Ursula März, Stephan Lebert: Stillstandsturm, Briefe aus dem Lockdown, Piper Verlag, München 2020, 272 Seiten, €20,00, 978-3-492-07078-2

„Ich bin einfach nicht bereit, die Corona-Phase in einer Art Wartezustand zu verbringen. Warten darauf, dass das Unnormale endet und das Normale wiederkehrt – wenn es wiederkehrt. Das hat ganz simpel auch mit Lebenszeit zu tun.“ ( Ursula März )

Zwei Journalisten beginnen am 18. März 2020, zu diesem Zeitpunkt sind die meisten Leute bereits nicht mehr an ihren Arbeitsplätzen, einen E-Mail Austausch. Er endet am 16. Mai.

Betreff: Auf Sicht fahren

Ursula März ist eine bekannte Literaturkritikerin ( Zeit,

Deutschlandfunk Kultur u.a. ), die sich zuletzt mit ihrem erfolgreichen sehr unterhaltsamen autobiografischen Debütroman „Tante Martel“ (Piper Verlag ) dem Alltagsleben zugewandt hatte. Stephan Lebert entstammt einer Familie von Journalisten. Er arbeitet als Redakteur bei der Zeit. Bei dem Namen Lebert denkt man unwillkürlich an seinen Neffen Benjamin oder an seinen Bruder Andreas.

**Datensätze**
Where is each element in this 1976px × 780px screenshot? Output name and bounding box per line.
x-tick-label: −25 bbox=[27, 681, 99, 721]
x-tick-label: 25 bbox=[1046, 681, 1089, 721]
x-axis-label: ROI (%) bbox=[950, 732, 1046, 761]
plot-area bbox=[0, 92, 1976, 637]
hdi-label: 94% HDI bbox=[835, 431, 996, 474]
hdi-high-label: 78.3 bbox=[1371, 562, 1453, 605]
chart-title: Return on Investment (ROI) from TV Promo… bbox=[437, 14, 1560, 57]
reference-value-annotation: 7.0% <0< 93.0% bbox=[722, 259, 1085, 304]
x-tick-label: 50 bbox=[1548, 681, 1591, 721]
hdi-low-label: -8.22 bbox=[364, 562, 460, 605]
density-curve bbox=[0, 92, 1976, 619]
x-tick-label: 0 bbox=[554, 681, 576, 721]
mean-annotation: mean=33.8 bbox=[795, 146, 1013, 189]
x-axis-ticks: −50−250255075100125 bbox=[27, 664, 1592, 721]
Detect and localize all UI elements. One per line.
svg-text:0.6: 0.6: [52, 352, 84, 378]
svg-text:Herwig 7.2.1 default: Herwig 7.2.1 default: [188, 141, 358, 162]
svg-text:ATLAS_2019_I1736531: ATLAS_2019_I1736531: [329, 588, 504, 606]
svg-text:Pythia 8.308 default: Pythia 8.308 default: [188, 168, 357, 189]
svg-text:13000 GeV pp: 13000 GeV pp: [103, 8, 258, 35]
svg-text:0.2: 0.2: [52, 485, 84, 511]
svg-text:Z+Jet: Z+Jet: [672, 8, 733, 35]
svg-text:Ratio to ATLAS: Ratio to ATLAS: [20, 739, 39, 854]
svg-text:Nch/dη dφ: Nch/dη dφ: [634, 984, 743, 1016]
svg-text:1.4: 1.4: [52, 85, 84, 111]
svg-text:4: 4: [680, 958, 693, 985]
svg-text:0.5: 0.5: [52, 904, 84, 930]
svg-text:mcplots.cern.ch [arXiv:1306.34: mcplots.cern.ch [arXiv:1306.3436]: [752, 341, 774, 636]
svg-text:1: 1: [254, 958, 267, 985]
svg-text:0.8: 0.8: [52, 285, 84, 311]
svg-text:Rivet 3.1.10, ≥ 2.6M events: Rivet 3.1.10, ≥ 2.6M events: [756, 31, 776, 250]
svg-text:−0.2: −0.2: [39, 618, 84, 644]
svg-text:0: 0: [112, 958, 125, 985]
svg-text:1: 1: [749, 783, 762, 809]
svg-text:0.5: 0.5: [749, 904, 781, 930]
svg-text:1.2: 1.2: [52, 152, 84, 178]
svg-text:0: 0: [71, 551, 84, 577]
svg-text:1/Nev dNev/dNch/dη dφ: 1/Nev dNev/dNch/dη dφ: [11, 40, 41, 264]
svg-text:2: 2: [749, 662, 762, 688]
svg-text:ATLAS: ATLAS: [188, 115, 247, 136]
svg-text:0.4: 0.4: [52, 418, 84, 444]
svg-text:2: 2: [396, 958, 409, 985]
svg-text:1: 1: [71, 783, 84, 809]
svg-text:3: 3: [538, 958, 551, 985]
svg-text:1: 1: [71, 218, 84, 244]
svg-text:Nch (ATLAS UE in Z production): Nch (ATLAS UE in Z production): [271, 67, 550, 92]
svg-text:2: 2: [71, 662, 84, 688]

**Zu lösende Aufgaben**
**a)** Gib den Abschnitt des Artikels von „Deutschlandfunk Kultur u.a.“ bis „seinen Bruder Andreas.“ wortgetreu aus.
**b)** Zeig jede Zeile der Auflistung, in der die Zeichenfolge „axis“ vorkommt, wobei Groß- und Kleinschreibung beachtet wird.
Der Artikel und die Auflistung haben nichts miteinander zu tun.

**Gelöste Aufgaben**
**a)**
Deutschlandfunk Kultur u.a. ), die sich zuletzt mit ihrem erfolgreichen sehr unterhaltsamen autobiografischen Debütroman „Tante Martel“ (Piper Verlag ) dem Alltagsleben zugewandt hatte. Stephan Lebert entstammt einer Familie von Journalisten. Er arbeitet als Redakteur bei der Zeit. Bei dem Namen Lebert denkt man unwillkürlich an seinen Neffen Benjamin oder an seinen Bruder Andreas.

**b)**
x-axis-label: ROI (%) bbox=[950, 732, 1046, 761]
x-axis-ticks: −50−250255075100125 bbox=[27, 664, 1592, 721]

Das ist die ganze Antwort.